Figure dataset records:

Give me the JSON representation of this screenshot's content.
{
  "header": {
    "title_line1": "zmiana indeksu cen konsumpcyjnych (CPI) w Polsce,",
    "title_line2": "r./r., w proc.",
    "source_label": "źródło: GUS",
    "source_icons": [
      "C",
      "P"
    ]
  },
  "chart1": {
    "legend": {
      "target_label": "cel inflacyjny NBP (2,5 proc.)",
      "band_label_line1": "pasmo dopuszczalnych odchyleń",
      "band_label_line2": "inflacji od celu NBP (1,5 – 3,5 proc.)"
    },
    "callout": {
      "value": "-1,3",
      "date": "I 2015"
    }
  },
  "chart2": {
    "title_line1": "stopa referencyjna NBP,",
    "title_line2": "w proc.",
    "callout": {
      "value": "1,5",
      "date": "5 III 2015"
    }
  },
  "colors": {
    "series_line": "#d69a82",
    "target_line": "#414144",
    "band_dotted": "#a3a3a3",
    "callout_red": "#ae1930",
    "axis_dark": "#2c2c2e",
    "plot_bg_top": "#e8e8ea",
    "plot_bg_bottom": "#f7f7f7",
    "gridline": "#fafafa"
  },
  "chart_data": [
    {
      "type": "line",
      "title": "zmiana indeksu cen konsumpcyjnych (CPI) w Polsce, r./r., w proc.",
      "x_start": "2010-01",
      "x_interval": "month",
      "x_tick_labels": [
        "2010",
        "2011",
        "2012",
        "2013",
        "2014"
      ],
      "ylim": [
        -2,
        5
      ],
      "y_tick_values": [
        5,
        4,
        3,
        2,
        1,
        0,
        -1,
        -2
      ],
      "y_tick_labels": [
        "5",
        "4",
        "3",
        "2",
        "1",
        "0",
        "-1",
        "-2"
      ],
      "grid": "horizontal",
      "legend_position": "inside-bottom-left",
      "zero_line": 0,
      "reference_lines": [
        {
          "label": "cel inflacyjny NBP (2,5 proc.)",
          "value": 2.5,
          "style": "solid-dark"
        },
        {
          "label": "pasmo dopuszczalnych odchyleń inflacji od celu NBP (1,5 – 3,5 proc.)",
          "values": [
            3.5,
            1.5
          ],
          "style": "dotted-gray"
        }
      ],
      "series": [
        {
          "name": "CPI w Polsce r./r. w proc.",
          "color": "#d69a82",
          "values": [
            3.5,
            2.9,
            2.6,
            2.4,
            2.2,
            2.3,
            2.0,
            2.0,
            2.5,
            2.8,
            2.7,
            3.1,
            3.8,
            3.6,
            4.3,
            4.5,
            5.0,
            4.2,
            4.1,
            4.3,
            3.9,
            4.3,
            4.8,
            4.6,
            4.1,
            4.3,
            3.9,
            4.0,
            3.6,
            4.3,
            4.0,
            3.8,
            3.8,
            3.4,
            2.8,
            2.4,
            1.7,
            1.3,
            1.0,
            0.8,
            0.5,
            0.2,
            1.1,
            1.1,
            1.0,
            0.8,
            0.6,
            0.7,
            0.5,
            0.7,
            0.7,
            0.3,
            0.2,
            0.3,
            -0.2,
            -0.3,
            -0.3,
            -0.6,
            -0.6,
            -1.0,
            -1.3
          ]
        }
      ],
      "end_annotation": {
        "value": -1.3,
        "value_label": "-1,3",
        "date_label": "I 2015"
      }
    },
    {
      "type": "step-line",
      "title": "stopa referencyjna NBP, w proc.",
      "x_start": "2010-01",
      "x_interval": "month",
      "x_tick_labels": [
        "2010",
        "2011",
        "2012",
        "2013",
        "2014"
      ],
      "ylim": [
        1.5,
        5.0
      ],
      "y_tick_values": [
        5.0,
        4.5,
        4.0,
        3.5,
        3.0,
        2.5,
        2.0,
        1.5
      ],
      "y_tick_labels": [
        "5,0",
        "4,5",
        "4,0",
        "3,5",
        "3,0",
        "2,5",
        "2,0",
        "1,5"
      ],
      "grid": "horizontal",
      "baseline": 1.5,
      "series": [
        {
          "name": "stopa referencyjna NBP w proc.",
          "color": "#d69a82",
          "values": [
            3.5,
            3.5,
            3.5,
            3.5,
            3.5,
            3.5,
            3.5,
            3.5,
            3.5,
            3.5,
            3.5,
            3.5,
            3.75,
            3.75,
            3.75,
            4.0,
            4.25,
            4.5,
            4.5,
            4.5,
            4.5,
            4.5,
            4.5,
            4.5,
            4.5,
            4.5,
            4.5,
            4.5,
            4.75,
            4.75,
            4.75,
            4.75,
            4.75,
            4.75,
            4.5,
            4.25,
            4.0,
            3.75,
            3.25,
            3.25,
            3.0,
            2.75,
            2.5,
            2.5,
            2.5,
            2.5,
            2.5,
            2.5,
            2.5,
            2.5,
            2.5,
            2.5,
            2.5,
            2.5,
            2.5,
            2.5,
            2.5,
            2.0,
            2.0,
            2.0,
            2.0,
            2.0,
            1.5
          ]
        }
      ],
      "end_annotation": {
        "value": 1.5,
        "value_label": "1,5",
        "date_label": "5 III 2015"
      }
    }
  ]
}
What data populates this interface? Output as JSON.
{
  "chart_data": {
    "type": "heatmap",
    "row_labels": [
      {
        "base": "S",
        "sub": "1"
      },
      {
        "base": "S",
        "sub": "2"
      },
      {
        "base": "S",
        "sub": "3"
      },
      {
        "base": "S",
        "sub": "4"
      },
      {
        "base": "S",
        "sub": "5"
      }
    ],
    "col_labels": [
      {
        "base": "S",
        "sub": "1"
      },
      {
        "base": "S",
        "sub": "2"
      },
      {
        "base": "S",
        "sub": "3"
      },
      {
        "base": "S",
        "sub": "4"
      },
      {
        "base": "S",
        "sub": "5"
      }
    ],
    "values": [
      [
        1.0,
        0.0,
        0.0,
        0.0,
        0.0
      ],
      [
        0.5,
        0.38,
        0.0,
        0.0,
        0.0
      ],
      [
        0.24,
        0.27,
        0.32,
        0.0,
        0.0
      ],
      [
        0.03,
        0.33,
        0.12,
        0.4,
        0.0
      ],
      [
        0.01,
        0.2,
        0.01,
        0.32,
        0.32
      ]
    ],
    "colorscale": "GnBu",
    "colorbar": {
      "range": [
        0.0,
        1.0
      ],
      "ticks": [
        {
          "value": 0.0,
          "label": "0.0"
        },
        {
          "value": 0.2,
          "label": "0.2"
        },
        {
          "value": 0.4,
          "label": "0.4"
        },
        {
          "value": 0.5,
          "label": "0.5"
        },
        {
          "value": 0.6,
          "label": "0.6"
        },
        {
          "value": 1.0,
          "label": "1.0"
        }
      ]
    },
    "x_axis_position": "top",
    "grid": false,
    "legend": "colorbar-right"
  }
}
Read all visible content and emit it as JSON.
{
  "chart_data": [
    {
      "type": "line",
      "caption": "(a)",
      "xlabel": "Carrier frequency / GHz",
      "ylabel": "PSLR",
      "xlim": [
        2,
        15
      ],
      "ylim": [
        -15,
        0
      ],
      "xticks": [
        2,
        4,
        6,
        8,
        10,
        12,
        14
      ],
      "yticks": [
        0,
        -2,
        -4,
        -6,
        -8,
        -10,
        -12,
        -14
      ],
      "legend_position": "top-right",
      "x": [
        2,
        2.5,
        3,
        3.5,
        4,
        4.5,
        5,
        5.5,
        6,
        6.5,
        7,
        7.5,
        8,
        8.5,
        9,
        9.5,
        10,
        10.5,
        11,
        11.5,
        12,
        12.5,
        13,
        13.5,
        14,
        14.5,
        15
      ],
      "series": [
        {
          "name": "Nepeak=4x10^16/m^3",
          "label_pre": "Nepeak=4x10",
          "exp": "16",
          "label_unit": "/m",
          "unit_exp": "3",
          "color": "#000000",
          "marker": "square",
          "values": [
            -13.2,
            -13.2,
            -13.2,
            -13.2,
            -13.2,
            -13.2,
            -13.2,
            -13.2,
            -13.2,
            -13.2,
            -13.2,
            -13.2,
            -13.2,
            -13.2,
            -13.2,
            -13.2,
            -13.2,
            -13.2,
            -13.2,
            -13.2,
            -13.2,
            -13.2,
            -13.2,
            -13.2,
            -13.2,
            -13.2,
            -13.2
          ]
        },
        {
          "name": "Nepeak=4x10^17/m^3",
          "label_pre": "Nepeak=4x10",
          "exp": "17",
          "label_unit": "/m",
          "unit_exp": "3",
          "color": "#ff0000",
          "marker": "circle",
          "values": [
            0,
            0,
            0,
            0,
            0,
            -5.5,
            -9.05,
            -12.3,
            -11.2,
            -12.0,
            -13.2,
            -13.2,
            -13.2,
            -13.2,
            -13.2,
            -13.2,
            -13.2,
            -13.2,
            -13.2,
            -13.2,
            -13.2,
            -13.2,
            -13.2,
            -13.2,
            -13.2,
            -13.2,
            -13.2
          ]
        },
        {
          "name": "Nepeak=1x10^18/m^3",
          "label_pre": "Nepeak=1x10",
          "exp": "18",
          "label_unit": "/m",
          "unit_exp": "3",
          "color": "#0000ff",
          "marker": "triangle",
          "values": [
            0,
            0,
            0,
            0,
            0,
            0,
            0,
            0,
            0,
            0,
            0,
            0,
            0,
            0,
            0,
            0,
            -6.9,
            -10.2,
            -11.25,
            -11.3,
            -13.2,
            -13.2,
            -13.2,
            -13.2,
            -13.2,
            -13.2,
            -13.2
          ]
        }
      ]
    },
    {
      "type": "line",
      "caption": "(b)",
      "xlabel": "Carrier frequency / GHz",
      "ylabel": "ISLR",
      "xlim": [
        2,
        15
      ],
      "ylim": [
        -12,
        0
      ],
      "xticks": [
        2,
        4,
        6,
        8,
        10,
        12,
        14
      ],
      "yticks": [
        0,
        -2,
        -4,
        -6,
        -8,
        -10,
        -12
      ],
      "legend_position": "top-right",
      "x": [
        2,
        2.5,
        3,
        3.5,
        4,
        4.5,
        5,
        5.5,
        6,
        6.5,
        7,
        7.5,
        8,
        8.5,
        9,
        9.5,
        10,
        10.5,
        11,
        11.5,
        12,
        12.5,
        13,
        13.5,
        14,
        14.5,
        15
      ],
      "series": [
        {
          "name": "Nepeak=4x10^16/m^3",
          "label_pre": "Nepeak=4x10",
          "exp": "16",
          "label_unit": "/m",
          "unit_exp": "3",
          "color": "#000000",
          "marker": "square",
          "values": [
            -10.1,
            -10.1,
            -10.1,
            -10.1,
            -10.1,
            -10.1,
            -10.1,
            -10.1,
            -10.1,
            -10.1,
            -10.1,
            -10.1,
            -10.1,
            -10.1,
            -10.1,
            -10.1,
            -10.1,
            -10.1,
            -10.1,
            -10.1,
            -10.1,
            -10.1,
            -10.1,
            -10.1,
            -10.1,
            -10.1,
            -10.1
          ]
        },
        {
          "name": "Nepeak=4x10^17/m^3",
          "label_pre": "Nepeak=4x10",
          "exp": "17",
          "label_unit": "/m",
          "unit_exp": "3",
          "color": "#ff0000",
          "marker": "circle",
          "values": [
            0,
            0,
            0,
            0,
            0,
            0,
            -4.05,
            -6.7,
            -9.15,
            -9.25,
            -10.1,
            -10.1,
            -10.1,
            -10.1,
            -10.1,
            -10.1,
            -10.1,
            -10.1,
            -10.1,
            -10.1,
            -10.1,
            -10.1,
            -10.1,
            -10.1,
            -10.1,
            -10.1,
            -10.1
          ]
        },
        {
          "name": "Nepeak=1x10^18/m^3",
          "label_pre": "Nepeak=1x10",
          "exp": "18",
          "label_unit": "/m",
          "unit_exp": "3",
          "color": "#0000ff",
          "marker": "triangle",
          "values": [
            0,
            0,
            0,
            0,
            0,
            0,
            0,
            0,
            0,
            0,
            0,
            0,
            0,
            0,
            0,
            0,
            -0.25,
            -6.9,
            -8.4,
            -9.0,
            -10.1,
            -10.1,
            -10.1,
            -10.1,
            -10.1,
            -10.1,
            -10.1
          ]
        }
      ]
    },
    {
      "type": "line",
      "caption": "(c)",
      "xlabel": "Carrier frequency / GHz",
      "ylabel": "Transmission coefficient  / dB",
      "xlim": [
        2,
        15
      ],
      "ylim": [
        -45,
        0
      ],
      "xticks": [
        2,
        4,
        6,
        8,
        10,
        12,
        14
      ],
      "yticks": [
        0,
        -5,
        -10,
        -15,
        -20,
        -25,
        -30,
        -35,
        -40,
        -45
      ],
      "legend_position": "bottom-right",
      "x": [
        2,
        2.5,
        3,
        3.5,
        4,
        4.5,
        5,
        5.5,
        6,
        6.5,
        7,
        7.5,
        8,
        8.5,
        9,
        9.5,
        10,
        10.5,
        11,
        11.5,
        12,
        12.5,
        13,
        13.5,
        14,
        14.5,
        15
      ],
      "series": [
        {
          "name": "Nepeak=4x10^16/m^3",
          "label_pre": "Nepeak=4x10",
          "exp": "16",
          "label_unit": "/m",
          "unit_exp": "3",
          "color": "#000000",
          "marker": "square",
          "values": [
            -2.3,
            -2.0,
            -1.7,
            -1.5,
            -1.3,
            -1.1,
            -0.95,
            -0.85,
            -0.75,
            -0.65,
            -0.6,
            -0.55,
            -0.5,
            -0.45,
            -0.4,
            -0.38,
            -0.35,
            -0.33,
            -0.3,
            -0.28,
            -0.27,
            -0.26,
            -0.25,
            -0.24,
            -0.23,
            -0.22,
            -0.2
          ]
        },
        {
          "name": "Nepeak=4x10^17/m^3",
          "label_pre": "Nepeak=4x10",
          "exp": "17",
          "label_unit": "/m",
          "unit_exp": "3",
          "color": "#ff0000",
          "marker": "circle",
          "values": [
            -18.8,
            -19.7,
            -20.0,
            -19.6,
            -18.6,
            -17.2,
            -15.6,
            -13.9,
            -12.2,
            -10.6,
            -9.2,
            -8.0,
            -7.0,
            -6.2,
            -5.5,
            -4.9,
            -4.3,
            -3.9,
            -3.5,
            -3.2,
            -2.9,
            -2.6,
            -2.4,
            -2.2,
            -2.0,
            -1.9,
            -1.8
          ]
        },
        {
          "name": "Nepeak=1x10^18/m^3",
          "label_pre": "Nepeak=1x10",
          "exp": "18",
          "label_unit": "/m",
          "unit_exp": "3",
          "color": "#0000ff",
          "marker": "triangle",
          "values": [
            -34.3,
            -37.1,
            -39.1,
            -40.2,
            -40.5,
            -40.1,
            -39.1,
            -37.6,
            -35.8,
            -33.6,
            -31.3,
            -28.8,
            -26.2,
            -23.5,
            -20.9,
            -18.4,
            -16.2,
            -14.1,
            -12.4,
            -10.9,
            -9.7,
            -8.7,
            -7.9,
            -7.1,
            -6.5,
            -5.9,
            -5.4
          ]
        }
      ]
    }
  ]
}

● Problem statement: Pick out all lines containing the string "referencyjna".

● Complete output:
    "title_line1": "stopa referencyjna NBP,",
      "title": "stopa referencyjna NBP, w proc.",
          "name": "stopa referencyjna NBP w proc.",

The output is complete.